» Stated exercise
Count the lines in the records below that contain the word "запитує", and give only that number.
---*---
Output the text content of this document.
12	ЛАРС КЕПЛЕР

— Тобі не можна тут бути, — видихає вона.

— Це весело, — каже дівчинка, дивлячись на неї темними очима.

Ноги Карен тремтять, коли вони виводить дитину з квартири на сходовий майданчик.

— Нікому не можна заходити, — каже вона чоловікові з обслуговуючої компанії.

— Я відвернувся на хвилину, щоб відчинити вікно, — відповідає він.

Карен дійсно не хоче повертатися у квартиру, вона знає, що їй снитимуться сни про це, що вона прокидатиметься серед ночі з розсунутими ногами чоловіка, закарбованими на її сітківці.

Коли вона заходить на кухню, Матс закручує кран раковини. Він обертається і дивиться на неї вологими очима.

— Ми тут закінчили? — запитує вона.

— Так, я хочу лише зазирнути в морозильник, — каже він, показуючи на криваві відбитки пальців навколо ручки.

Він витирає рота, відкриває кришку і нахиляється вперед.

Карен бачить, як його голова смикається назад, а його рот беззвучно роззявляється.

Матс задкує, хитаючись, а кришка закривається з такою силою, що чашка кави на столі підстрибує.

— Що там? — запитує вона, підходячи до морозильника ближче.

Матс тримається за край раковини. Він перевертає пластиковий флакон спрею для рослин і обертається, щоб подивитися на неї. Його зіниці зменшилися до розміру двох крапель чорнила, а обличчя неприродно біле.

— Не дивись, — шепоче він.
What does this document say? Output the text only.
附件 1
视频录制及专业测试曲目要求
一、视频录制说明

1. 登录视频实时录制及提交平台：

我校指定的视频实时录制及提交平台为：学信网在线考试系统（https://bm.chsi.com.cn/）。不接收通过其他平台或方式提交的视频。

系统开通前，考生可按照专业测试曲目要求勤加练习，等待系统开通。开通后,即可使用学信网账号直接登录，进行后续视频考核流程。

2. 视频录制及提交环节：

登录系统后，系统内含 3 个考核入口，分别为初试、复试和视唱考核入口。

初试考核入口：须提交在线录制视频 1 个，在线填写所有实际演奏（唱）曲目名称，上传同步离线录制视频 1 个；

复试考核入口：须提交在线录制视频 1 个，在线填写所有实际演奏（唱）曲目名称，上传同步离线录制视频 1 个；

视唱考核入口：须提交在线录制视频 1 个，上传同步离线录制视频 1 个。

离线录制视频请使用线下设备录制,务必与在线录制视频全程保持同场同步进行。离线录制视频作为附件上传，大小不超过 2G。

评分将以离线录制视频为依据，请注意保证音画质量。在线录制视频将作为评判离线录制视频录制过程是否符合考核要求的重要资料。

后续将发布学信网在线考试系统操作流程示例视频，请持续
---*---
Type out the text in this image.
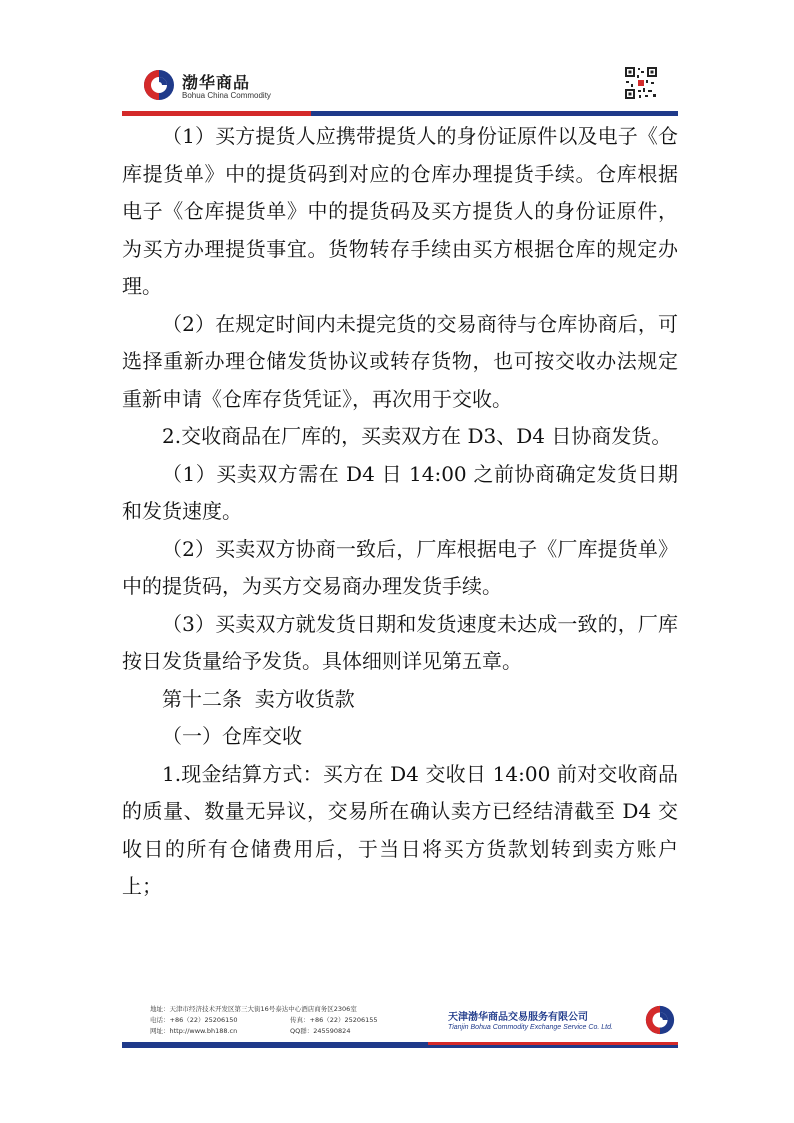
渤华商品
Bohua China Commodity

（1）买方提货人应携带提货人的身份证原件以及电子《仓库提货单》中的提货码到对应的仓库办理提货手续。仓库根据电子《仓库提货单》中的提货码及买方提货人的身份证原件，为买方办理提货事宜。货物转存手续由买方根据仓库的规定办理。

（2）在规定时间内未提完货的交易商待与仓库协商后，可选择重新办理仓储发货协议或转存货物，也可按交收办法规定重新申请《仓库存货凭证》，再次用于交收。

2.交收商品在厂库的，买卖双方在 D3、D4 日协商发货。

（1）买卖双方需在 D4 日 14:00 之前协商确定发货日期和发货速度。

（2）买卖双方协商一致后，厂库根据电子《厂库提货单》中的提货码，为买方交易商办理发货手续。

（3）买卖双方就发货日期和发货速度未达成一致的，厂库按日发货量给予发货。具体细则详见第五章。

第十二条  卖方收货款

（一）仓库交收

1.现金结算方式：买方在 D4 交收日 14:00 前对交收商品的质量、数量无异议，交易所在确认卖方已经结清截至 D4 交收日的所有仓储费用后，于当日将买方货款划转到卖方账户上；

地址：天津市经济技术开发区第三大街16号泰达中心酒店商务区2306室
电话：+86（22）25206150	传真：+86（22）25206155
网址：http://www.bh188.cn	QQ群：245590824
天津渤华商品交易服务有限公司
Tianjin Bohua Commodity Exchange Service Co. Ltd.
---*---
» Answer in full
2